◆ To be done
Copy out each line that mentions the word "مارچ".

______

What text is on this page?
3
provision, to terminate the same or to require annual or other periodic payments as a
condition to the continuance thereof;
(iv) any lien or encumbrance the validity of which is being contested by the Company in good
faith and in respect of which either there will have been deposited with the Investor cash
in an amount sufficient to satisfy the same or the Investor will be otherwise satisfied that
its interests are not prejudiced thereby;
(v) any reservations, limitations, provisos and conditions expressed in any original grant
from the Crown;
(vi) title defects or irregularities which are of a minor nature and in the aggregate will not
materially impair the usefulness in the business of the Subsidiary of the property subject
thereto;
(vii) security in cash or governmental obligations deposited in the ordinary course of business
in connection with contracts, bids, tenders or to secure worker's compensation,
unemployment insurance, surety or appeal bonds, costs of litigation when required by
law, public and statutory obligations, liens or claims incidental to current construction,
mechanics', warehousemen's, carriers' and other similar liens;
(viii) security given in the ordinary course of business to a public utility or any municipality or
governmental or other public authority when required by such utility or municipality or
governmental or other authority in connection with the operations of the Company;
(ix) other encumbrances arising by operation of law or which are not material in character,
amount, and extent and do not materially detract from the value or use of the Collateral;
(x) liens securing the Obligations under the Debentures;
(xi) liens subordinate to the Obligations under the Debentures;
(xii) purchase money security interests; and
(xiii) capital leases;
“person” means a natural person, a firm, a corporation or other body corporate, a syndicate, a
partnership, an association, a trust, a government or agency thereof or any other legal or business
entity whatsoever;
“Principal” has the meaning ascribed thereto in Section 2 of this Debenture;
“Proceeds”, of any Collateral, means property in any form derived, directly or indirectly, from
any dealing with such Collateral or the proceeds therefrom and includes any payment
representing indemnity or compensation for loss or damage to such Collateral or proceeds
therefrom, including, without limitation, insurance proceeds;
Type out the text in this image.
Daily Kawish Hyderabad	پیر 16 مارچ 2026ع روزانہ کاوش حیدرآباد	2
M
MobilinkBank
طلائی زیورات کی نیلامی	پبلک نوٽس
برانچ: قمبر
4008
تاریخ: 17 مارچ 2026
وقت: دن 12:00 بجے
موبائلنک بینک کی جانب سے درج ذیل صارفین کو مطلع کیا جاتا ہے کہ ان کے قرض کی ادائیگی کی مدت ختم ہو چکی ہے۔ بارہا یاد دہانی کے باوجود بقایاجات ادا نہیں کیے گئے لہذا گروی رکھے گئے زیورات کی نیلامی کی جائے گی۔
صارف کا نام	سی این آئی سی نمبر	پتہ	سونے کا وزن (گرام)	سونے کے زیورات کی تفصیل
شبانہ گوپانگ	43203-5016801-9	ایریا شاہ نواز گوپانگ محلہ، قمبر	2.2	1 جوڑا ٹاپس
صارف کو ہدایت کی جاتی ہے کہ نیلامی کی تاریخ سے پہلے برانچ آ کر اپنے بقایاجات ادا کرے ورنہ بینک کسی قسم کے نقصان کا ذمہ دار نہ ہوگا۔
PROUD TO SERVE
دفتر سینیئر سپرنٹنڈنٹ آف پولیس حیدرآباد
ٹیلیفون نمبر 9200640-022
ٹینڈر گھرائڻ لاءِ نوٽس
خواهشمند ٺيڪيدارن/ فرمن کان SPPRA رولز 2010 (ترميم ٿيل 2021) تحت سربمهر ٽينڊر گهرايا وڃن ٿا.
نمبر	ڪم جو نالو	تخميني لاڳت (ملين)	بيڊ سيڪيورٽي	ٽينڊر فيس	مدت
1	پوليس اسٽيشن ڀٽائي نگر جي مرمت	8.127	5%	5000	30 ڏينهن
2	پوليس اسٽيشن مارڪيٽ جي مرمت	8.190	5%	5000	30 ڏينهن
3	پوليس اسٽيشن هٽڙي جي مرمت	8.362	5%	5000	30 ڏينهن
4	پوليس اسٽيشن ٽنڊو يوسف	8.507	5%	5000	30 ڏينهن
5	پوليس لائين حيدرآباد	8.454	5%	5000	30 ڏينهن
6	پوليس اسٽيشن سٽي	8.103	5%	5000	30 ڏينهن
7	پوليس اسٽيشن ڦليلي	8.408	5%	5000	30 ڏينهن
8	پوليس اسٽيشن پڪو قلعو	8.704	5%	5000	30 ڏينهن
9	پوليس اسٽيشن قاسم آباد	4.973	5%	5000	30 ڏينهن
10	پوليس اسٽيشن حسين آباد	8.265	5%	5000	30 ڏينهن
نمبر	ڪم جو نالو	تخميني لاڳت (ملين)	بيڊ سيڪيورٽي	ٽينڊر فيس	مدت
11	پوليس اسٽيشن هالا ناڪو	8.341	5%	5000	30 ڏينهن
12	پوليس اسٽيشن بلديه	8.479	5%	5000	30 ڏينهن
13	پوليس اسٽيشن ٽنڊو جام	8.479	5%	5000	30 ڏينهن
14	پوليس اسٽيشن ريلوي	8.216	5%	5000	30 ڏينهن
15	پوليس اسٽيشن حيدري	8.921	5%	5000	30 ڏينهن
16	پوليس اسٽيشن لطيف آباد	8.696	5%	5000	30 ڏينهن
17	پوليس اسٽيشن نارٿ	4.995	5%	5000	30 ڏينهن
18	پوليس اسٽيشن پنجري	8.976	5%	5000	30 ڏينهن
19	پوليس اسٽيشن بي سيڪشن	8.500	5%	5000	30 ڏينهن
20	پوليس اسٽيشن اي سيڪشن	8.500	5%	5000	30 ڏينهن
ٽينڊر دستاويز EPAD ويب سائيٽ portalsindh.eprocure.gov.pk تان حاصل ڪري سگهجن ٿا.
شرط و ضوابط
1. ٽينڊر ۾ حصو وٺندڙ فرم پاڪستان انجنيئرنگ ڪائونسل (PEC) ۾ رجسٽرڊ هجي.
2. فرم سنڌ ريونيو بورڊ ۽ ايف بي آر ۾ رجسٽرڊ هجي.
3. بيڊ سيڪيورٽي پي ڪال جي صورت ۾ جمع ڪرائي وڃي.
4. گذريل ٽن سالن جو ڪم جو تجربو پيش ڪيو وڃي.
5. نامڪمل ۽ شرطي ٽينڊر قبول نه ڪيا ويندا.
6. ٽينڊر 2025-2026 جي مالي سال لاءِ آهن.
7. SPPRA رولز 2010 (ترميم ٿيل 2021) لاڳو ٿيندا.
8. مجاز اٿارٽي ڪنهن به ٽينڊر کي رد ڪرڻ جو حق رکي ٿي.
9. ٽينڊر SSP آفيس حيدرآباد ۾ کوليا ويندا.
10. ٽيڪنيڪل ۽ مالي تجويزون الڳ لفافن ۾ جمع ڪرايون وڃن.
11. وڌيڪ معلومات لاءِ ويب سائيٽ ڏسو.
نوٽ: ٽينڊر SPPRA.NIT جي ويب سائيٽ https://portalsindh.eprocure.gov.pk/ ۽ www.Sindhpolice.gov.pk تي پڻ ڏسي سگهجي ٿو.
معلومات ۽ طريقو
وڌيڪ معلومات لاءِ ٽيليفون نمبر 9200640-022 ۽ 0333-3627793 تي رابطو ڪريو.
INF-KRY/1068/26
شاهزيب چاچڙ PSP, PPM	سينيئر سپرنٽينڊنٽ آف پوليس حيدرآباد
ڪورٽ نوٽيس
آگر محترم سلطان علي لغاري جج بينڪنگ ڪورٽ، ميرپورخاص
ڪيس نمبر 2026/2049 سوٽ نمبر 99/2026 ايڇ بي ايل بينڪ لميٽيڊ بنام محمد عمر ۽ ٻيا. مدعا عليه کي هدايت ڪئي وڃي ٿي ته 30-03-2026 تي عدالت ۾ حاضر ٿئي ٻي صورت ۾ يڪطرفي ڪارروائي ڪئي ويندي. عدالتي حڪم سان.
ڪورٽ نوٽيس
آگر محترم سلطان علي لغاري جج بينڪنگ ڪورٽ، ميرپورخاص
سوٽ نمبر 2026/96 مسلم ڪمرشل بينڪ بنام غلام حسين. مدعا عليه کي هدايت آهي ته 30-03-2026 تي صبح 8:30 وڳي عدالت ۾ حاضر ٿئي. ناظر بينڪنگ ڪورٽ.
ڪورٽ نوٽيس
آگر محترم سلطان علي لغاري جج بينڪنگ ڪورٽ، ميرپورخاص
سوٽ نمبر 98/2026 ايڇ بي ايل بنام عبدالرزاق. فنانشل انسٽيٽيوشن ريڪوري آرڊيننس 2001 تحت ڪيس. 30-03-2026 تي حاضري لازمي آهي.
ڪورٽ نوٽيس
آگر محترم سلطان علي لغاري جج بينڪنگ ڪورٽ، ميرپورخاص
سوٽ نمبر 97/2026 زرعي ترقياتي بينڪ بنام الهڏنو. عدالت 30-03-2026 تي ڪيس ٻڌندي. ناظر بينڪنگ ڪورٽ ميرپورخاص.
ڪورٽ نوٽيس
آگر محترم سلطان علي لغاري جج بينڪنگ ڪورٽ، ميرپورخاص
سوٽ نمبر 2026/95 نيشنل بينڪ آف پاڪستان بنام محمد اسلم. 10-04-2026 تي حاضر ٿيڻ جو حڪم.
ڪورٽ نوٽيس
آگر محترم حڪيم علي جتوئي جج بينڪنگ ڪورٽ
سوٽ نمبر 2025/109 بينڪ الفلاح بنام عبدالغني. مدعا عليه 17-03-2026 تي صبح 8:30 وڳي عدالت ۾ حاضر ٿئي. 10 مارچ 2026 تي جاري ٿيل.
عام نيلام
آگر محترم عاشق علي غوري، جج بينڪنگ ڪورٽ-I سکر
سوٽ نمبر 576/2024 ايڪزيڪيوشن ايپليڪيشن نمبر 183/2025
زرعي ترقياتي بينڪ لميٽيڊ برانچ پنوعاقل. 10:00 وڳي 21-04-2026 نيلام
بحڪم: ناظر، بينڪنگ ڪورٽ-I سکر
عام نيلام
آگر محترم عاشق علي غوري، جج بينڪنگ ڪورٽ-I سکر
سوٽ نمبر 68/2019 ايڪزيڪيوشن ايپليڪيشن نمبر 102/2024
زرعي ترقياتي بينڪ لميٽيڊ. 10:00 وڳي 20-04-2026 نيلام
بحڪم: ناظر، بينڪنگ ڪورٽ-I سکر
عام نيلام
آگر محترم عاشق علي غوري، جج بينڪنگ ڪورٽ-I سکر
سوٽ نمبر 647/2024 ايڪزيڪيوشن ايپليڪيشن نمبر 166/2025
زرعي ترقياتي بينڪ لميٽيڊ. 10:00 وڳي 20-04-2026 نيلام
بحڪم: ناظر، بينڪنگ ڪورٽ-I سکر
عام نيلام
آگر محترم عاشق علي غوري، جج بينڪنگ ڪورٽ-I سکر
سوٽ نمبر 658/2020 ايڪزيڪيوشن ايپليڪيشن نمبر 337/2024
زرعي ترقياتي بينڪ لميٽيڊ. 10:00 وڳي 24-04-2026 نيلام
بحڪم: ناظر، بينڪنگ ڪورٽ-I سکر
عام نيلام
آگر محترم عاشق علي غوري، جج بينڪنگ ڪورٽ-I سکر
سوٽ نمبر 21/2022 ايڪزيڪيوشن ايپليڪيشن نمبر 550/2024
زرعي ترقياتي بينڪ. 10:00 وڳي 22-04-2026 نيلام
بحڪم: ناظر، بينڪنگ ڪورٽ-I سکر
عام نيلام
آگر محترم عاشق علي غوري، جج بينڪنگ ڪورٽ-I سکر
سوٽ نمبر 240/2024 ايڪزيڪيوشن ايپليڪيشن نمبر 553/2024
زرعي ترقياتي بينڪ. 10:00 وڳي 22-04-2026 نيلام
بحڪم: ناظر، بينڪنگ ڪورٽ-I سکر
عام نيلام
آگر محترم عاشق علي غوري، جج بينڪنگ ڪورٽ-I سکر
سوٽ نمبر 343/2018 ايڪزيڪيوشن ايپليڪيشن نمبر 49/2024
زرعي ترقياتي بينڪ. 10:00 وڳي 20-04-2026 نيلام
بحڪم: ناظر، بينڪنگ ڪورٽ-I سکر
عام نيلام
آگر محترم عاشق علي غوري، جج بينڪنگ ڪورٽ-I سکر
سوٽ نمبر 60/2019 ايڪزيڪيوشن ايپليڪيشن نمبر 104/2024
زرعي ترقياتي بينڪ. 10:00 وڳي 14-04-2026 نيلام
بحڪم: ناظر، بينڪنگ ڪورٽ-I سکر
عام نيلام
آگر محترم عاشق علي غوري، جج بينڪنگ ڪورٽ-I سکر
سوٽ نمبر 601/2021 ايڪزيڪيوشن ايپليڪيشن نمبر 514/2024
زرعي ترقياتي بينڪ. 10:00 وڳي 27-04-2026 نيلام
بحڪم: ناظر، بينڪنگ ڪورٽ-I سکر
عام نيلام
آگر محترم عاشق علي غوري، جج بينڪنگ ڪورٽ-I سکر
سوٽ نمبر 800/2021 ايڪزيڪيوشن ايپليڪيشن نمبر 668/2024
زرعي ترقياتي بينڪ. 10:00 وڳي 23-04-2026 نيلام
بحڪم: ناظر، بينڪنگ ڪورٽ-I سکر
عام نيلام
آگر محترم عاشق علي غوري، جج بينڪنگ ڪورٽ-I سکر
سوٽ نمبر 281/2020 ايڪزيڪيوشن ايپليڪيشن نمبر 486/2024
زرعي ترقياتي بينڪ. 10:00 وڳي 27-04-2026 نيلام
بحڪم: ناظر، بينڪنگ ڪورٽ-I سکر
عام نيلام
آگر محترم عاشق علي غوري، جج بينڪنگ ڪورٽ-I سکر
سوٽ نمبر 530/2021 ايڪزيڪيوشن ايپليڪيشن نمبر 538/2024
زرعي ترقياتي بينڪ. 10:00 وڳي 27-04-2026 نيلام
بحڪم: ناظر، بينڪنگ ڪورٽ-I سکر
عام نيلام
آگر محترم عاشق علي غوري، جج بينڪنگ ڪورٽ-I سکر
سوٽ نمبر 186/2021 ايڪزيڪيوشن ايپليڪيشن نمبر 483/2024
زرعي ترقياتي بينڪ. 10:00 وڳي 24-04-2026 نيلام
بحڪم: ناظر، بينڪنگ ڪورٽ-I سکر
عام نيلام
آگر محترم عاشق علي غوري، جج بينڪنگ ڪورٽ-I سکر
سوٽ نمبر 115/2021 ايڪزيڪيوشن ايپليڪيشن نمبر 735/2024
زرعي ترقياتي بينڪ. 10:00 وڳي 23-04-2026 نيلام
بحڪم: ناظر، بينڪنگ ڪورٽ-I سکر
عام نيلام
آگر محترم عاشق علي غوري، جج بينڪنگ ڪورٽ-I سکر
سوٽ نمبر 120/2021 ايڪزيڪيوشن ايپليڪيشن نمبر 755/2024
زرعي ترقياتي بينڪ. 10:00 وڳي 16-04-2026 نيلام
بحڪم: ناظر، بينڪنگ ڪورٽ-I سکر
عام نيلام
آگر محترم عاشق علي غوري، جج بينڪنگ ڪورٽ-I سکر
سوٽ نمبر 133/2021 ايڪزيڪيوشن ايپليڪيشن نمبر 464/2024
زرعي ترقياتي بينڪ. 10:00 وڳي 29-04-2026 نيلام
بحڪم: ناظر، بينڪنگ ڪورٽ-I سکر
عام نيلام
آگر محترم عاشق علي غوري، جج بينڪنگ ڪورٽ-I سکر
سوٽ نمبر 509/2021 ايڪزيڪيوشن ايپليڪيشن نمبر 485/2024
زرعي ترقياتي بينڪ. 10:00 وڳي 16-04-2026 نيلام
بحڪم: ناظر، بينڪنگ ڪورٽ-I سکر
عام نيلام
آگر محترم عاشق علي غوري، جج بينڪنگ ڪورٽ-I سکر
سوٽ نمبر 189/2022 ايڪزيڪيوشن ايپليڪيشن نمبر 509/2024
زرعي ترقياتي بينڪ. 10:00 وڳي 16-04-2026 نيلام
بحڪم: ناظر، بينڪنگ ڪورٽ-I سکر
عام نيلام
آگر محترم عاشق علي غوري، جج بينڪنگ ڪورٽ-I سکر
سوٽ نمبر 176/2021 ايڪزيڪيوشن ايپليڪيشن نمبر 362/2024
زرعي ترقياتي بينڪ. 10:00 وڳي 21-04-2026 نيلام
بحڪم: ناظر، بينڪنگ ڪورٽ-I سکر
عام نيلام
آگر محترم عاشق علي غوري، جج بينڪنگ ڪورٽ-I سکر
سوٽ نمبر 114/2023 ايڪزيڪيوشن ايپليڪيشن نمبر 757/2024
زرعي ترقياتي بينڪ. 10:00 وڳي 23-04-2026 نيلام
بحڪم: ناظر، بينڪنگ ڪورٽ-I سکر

______

◆ Reply to the exercise
Daily Kawish Hyderabad	پیر 16 مارچ 2026ع روزانہ کاوش حیدرآباد	2
تاریخ: 17 مارچ 2026
سوٽ نمبر 2025/109 بينڪ الفلاح بنام عبدالغني. مدعا عليه 17-03-2026 تي صبح 8:30 وڳي عدالت ۾ حاضر ٿئي. 10 مارچ 2026 تي جاري ٿيل.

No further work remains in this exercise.